- _Given task_: Scan the records for the word "icon". Copy each line that includes it.

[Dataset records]
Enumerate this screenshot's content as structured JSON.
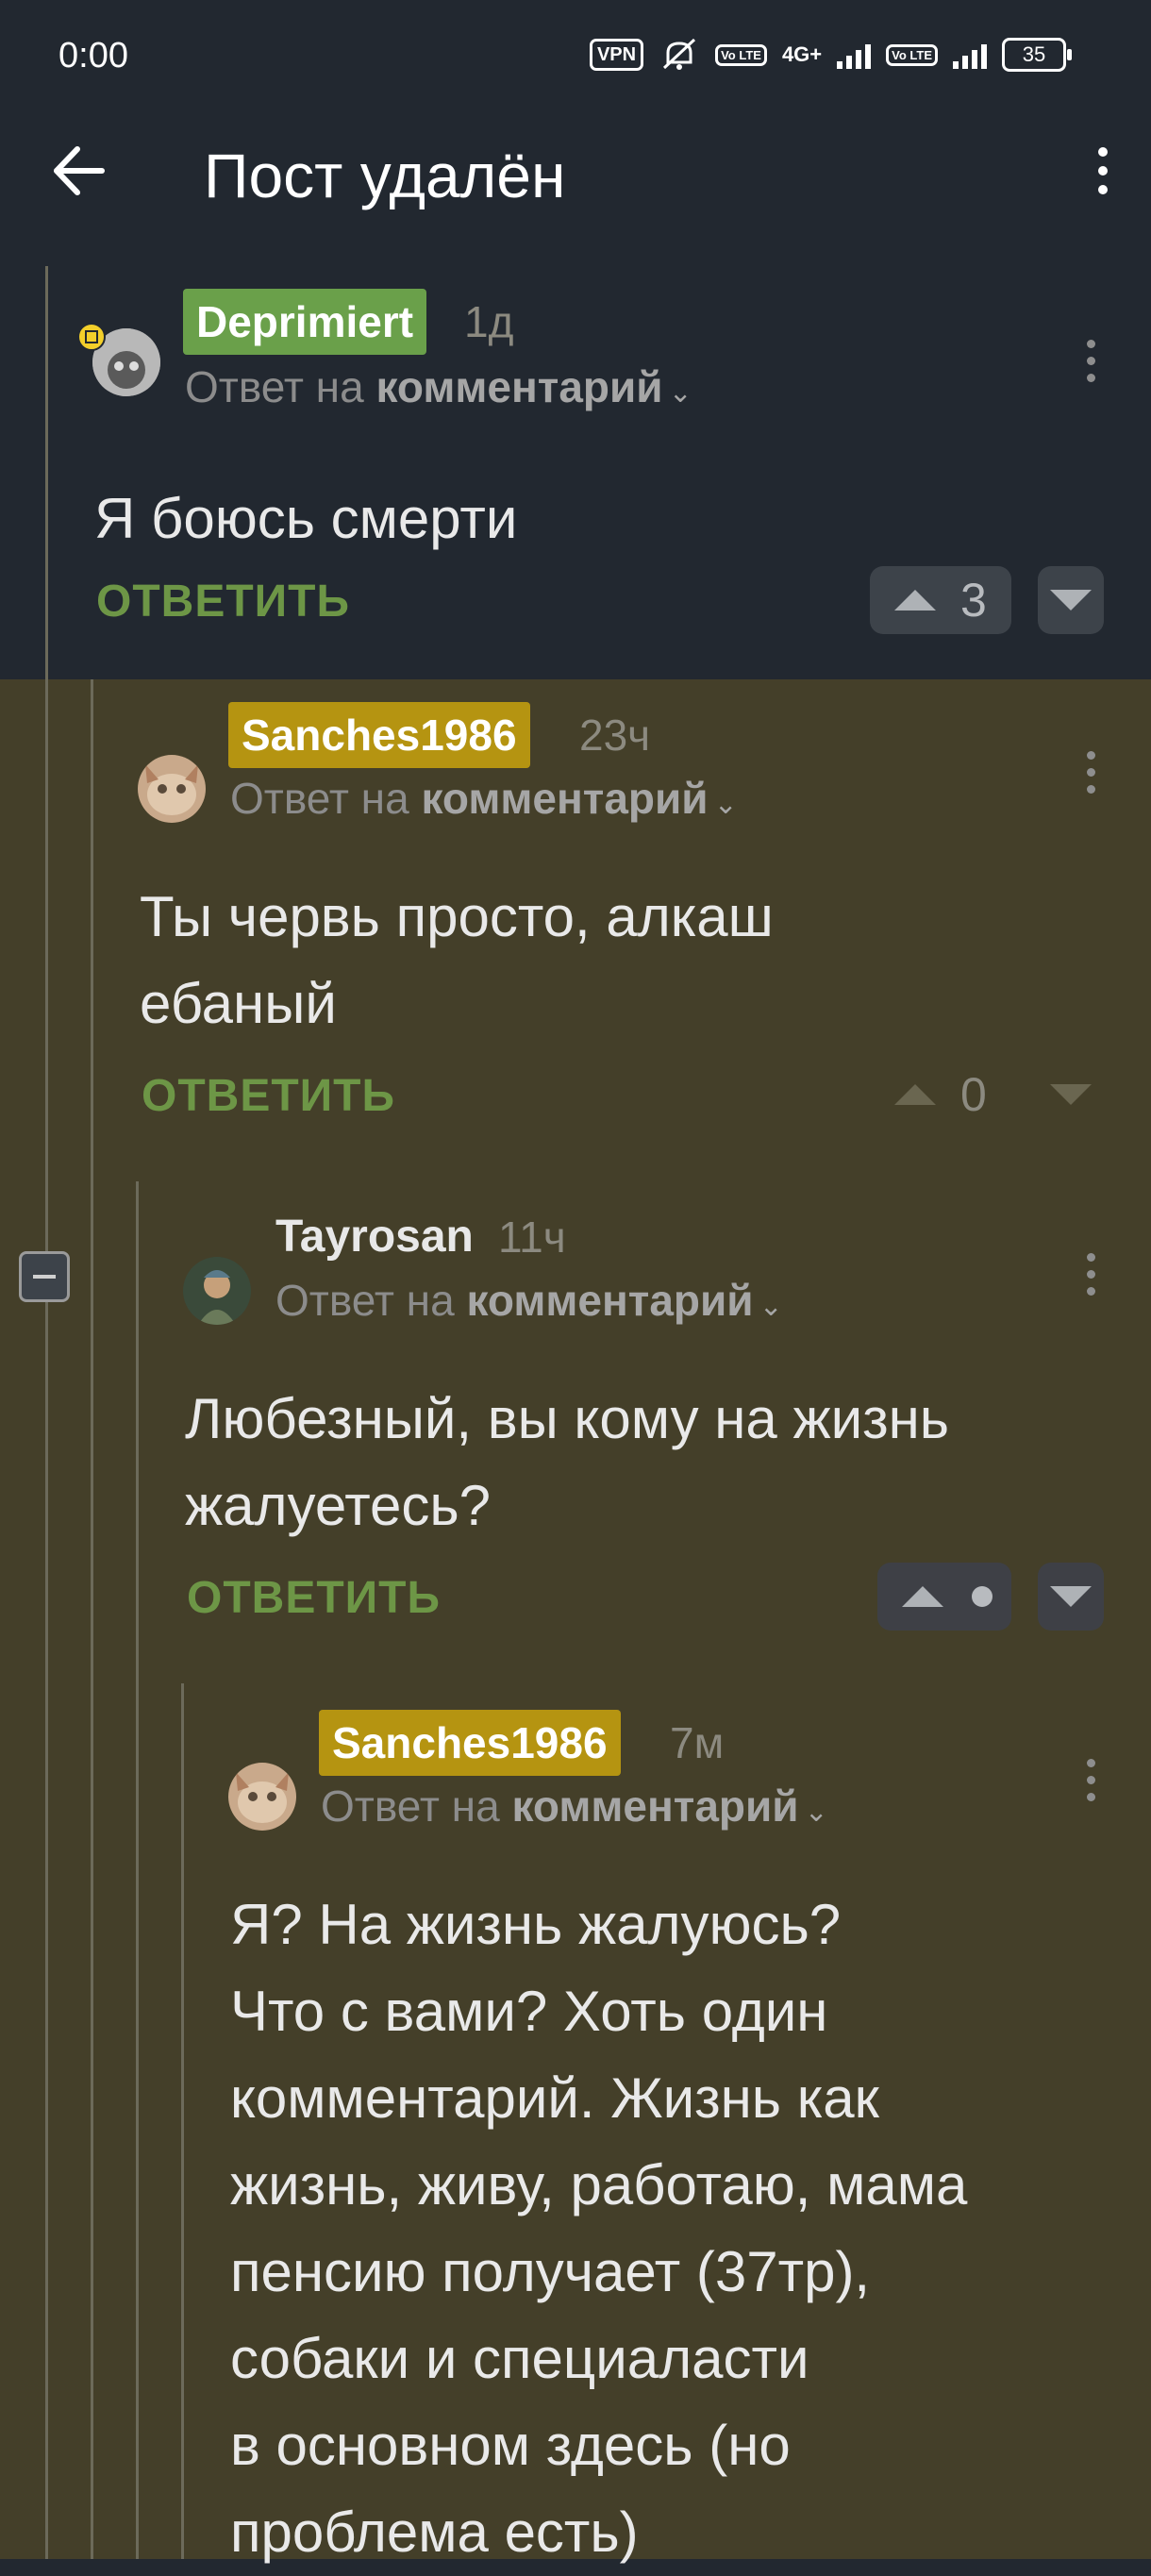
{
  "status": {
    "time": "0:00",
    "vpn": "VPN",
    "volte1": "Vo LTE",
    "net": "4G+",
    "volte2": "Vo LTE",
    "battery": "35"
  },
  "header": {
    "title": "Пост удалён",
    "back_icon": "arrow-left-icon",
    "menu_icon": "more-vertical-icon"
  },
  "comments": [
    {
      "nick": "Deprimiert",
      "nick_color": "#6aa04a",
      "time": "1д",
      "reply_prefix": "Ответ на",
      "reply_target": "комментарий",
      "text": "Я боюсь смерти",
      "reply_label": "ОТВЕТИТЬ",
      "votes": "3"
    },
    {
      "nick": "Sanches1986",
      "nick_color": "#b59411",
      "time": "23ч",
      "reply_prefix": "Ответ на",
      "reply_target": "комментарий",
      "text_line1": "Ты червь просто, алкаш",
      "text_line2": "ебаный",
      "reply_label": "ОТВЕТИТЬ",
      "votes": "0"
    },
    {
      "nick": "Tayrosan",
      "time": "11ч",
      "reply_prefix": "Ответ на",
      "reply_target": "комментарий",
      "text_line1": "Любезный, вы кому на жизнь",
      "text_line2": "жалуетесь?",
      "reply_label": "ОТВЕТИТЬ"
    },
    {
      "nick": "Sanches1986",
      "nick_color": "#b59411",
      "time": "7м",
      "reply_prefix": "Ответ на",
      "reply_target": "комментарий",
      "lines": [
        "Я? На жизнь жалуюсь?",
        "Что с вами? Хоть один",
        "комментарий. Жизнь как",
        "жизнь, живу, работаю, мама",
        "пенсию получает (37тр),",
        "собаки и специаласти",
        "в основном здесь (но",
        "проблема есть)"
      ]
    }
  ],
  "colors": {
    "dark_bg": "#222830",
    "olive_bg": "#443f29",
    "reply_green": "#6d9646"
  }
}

- _Result of this task_:
    "back_icon": "arrow-left-icon",
    "menu_icon": "more-vertical-icon"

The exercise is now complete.